# Brief
Find every line in the records below that holds the word "text" and copy it.
***** Dataset records *****
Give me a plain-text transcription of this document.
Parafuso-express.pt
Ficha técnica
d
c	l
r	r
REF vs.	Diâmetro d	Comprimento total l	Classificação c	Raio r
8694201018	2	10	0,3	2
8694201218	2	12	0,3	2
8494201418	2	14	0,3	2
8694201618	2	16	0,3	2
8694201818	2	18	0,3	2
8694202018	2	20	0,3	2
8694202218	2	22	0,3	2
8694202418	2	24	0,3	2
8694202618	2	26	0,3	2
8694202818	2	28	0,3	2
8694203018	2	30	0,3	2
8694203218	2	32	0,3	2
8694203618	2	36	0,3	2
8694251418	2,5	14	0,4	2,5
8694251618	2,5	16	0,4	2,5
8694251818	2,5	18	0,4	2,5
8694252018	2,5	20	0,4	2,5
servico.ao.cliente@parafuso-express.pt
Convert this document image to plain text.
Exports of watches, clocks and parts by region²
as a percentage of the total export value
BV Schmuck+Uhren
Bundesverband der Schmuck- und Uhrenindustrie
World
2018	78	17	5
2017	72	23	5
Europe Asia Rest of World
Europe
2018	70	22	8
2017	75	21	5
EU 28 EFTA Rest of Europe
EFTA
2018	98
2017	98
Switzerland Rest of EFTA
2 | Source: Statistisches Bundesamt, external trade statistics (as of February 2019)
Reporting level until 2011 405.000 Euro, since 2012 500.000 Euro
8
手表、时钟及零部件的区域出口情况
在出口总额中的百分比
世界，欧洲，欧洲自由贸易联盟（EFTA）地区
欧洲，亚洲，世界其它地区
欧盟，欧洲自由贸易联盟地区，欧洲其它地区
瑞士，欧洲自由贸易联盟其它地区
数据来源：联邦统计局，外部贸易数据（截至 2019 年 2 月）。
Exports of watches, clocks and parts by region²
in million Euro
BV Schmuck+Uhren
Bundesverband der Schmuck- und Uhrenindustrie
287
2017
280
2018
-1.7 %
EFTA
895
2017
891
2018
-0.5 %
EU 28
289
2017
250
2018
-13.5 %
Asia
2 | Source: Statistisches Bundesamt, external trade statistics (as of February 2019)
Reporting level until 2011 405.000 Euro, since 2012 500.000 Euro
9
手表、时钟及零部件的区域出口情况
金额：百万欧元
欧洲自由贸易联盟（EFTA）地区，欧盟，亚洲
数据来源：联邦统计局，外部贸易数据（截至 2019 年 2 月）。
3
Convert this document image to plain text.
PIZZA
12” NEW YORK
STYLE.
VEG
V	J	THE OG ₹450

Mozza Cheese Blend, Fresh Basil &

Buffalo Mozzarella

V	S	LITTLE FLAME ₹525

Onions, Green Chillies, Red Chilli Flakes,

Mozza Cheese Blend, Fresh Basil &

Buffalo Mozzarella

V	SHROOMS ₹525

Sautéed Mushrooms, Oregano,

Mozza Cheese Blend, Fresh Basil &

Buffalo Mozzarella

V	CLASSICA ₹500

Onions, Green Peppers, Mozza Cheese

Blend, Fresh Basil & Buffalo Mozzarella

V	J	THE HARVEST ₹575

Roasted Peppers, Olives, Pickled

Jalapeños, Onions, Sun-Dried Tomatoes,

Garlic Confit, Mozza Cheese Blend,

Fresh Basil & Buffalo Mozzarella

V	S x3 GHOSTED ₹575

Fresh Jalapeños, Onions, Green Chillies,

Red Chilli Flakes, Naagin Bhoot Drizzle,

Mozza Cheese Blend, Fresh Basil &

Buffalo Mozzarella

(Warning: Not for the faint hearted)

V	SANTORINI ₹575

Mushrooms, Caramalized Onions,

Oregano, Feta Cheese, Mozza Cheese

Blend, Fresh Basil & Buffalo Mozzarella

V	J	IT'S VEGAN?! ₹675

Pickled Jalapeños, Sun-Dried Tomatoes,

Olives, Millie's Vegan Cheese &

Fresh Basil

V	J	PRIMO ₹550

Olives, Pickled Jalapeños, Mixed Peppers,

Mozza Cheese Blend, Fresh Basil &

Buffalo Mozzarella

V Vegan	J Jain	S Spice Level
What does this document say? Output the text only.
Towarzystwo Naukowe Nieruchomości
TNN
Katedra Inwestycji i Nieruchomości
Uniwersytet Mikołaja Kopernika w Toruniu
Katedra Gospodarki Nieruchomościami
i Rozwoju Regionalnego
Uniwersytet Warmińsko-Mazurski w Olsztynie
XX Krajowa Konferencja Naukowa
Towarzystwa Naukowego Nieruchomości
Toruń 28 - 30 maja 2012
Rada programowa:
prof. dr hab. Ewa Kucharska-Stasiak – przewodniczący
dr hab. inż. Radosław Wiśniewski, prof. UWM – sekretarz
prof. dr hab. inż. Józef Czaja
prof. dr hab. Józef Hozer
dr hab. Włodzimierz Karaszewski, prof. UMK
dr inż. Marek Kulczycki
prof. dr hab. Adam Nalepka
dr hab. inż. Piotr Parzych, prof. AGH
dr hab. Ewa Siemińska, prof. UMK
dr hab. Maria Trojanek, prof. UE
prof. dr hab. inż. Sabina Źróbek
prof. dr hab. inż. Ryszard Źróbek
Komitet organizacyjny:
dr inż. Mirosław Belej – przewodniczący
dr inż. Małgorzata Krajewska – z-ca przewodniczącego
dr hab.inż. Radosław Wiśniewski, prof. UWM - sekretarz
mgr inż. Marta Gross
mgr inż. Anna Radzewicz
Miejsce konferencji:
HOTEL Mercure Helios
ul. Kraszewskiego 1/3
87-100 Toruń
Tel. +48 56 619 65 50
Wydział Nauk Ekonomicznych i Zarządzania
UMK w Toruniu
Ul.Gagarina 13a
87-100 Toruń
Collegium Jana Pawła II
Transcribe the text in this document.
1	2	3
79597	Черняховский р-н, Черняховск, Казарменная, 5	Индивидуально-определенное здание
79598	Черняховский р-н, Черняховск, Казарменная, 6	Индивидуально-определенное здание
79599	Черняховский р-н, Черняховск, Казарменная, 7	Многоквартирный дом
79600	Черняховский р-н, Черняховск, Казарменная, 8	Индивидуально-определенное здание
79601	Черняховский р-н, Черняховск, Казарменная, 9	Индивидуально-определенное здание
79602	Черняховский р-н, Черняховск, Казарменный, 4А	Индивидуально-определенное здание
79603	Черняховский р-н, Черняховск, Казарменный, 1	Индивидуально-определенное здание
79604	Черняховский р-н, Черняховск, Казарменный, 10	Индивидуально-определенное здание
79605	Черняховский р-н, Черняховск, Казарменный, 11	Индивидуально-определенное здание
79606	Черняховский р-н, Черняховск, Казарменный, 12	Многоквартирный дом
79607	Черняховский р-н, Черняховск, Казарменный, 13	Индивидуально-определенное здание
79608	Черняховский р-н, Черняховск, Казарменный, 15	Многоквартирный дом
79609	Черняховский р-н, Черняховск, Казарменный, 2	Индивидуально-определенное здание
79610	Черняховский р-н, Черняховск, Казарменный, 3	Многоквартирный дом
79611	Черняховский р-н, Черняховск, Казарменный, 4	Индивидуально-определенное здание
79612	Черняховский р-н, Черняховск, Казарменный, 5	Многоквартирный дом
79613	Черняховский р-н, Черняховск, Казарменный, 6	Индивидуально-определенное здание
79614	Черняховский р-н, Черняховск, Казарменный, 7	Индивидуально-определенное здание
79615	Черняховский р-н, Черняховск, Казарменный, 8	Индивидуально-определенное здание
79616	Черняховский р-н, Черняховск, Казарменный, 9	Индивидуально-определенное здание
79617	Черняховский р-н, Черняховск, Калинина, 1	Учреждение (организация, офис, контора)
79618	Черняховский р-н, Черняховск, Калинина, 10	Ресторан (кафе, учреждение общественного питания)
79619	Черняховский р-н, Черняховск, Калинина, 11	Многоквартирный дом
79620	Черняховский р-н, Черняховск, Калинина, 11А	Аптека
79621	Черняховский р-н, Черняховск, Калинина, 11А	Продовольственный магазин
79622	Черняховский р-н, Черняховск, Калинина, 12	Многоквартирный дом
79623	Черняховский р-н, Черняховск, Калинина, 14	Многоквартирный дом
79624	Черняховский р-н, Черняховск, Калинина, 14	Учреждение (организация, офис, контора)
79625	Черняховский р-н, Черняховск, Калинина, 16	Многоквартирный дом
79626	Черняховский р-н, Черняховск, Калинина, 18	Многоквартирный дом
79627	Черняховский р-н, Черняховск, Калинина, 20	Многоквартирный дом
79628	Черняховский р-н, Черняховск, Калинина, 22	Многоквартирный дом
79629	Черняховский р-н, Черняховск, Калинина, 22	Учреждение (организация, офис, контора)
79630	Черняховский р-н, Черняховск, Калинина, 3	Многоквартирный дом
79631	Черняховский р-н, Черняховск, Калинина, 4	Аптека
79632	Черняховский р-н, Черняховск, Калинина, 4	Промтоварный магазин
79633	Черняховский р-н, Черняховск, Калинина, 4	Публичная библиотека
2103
*****
# Reply
Give me a plain-text transcription of this document.
Convert this document image to plain text.
Convert this document image to plain text.
What does this document say? Output the text only.
Transcribe the text in this document.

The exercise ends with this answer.